■ Brief ■
Please write out the material again, substituting "capital-marker" for every "capital-city-point" and leaving everything else unchanged.
* Begin Extracted data *
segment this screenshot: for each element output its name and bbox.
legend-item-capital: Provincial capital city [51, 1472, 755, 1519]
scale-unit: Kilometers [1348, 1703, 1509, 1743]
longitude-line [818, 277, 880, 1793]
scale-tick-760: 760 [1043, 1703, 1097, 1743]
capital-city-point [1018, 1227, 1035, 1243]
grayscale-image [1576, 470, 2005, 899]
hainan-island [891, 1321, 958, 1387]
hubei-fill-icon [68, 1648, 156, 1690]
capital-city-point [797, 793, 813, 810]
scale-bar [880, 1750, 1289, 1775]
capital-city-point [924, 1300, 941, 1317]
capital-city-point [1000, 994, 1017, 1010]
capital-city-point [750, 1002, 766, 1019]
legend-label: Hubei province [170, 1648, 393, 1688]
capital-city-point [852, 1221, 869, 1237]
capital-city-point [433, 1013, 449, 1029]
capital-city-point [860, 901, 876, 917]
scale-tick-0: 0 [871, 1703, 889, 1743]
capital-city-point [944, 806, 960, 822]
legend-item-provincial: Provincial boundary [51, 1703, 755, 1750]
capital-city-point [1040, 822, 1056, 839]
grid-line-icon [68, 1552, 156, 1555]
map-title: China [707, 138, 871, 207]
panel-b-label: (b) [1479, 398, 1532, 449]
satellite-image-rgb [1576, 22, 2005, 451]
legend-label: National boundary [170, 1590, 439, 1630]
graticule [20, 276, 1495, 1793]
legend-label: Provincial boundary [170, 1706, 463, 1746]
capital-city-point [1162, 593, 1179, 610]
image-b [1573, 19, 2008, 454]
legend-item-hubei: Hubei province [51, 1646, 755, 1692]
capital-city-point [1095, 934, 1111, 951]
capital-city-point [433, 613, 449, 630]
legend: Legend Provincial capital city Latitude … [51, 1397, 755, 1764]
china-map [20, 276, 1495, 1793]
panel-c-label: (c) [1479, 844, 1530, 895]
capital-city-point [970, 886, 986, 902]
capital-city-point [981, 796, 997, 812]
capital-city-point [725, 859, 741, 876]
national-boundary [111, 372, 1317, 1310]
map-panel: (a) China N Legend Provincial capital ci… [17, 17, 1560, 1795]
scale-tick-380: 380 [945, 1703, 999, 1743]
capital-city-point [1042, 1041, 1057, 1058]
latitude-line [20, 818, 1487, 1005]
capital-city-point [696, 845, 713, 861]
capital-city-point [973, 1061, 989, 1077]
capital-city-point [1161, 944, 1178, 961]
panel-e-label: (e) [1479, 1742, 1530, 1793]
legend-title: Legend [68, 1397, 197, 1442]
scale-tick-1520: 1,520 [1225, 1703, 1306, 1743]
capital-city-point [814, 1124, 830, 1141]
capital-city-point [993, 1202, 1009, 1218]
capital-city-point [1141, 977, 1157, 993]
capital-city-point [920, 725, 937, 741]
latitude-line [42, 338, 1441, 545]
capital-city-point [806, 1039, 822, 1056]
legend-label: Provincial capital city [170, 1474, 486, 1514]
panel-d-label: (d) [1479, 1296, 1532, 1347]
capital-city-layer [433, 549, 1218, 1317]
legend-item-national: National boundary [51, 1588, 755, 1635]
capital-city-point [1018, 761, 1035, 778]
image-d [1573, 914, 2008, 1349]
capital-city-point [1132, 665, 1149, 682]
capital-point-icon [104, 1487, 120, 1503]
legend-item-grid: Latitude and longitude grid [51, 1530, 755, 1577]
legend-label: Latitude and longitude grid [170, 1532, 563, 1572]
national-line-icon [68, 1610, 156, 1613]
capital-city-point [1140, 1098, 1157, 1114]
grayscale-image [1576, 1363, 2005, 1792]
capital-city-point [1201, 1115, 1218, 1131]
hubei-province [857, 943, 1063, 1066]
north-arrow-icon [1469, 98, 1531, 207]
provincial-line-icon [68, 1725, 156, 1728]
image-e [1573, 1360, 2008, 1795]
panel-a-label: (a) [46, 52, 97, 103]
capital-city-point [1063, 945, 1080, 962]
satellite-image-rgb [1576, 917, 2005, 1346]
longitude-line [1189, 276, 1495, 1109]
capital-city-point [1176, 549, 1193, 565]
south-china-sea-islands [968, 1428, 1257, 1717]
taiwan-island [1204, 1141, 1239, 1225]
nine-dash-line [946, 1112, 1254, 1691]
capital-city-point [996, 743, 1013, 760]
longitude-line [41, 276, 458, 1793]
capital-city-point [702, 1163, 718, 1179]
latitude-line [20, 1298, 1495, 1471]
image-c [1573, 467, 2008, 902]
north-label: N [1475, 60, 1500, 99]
* End Extracted data *
■ Worked answer ■
segment this screenshot: for each element output its name and bbox.
legend-item-capital: Provincial capital city [51, 1472, 755, 1519]
scale-unit: Kilometers [1348, 1703, 1509, 1743]
longitude-line [818, 277, 880, 1793]
scale-tick-760: 760 [1043, 1703, 1097, 1743]
capital-marker [1018, 1227, 1035, 1243]
grayscale-image [1576, 470, 2005, 899]
hainan-island [891, 1321, 958, 1387]
hubei-fill-icon [68, 1648, 156, 1690]
capital-marker [797, 793, 813, 810]
scale-bar [880, 1750, 1289, 1775]
capital-marker [924, 1300, 941, 1317]
capital-marker [1000, 994, 1017, 1010]
capital-marker [750, 1002, 766, 1019]
legend-label: Hubei province [170, 1648, 393, 1688]
capital-marker [852, 1221, 869, 1237]
capital-marker [433, 1013, 449, 1029]
capital-marker [860, 901, 876, 917]
scale-tick-0: 0 [871, 1703, 889, 1743]
capital-marker [944, 806, 960, 822]
legend-item-provincial: Provincial boundary [51, 1703, 755, 1750]
capital-marker [1040, 822, 1056, 839]
grid-line-icon [68, 1552, 156, 1555]
map-title: China [707, 138, 871, 207]
panel-b-label: (b) [1479, 398, 1532, 449]
satellite-image-rgb [1576, 22, 2005, 451]
legend-label: National boundary [170, 1590, 439, 1630]
graticule [20, 276, 1495, 1793]
legend-label: Provincial boundary [170, 1706, 463, 1746]
capital-marker [1162, 593, 1179, 610]
image-b [1573, 19, 2008, 454]
legend-item-hubei: Hubei province [51, 1646, 755, 1692]
capital-marker [1095, 934, 1111, 951]
capital-marker [433, 613, 449, 630]
legend: Legend Provincial capital city Latitude … [51, 1397, 755, 1764]
china-map [20, 276, 1495, 1793]
panel-c-label: (c) [1479, 844, 1530, 895]
capital-marker [970, 886, 986, 902]
capital-marker [981, 796, 997, 812]
capital-marker [725, 859, 741, 876]
national-boundary [111, 372, 1317, 1310]
map-panel: (a) China N Legend Provincial capital ci… [17, 17, 1560, 1795]
scale-tick-380: 380 [945, 1703, 999, 1743]
capital-marker [1042, 1041, 1057, 1058]
latitude-line [20, 818, 1487, 1005]
capital-marker [696, 845, 713, 861]
capital-marker [973, 1061, 989, 1077]
capital-marker [1161, 944, 1178, 961]
panel-e-label: (e) [1479, 1742, 1530, 1793]
legend-title: Legend [68, 1397, 197, 1442]
scale-tick-1520: 1,520 [1225, 1703, 1306, 1743]
capital-marker [814, 1124, 830, 1141]
capital-marker [993, 1202, 1009, 1218]
capital-marker [1141, 977, 1157, 993]
capital-marker [920, 725, 937, 741]
latitude-line [42, 338, 1441, 545]
capital-marker [806, 1039, 822, 1056]
legend-label: Provincial capital city [170, 1474, 486, 1514]
panel-d-label: (d) [1479, 1296, 1532, 1347]
capital-city-layer [433, 549, 1218, 1317]
legend-item-national: National boundary [51, 1588, 755, 1635]
capital-marker [1018, 761, 1035, 778]
image-d [1573, 914, 2008, 1349]
capital-marker [1132, 665, 1149, 682]
capital-point-icon [104, 1487, 120, 1503]
legend-item-grid: Latitude and longitude grid [51, 1530, 755, 1577]
legend-label: Latitude and longitude grid [170, 1532, 563, 1572]
national-line-icon [68, 1610, 156, 1613]
capital-marker [1140, 1098, 1157, 1114]
grayscale-image [1576, 1363, 2005, 1792]
capital-marker [1201, 1115, 1218, 1131]
hubei-province [857, 943, 1063, 1066]
north-arrow-icon [1469, 98, 1531, 207]
provincial-line-icon [68, 1725, 156, 1728]
image-e [1573, 1360, 2008, 1795]
panel-a-label: (a) [46, 52, 97, 103]
capital-marker [1063, 945, 1080, 962]
satellite-image-rgb [1576, 917, 2005, 1346]
longitude-line [1189, 276, 1495, 1109]
capital-marker [1176, 549, 1193, 565]
south-china-sea-islands [968, 1428, 1257, 1717]
taiwan-island [1204, 1141, 1239, 1225]
nine-dash-line [946, 1112, 1254, 1691]
capital-marker [996, 743, 1013, 760]
longitude-line [41, 276, 458, 1793]
capital-marker [702, 1163, 718, 1179]
latitude-line [20, 1298, 1495, 1471]
image-c [1573, 467, 2008, 902]
north-label: N [1475, 60, 1500, 99]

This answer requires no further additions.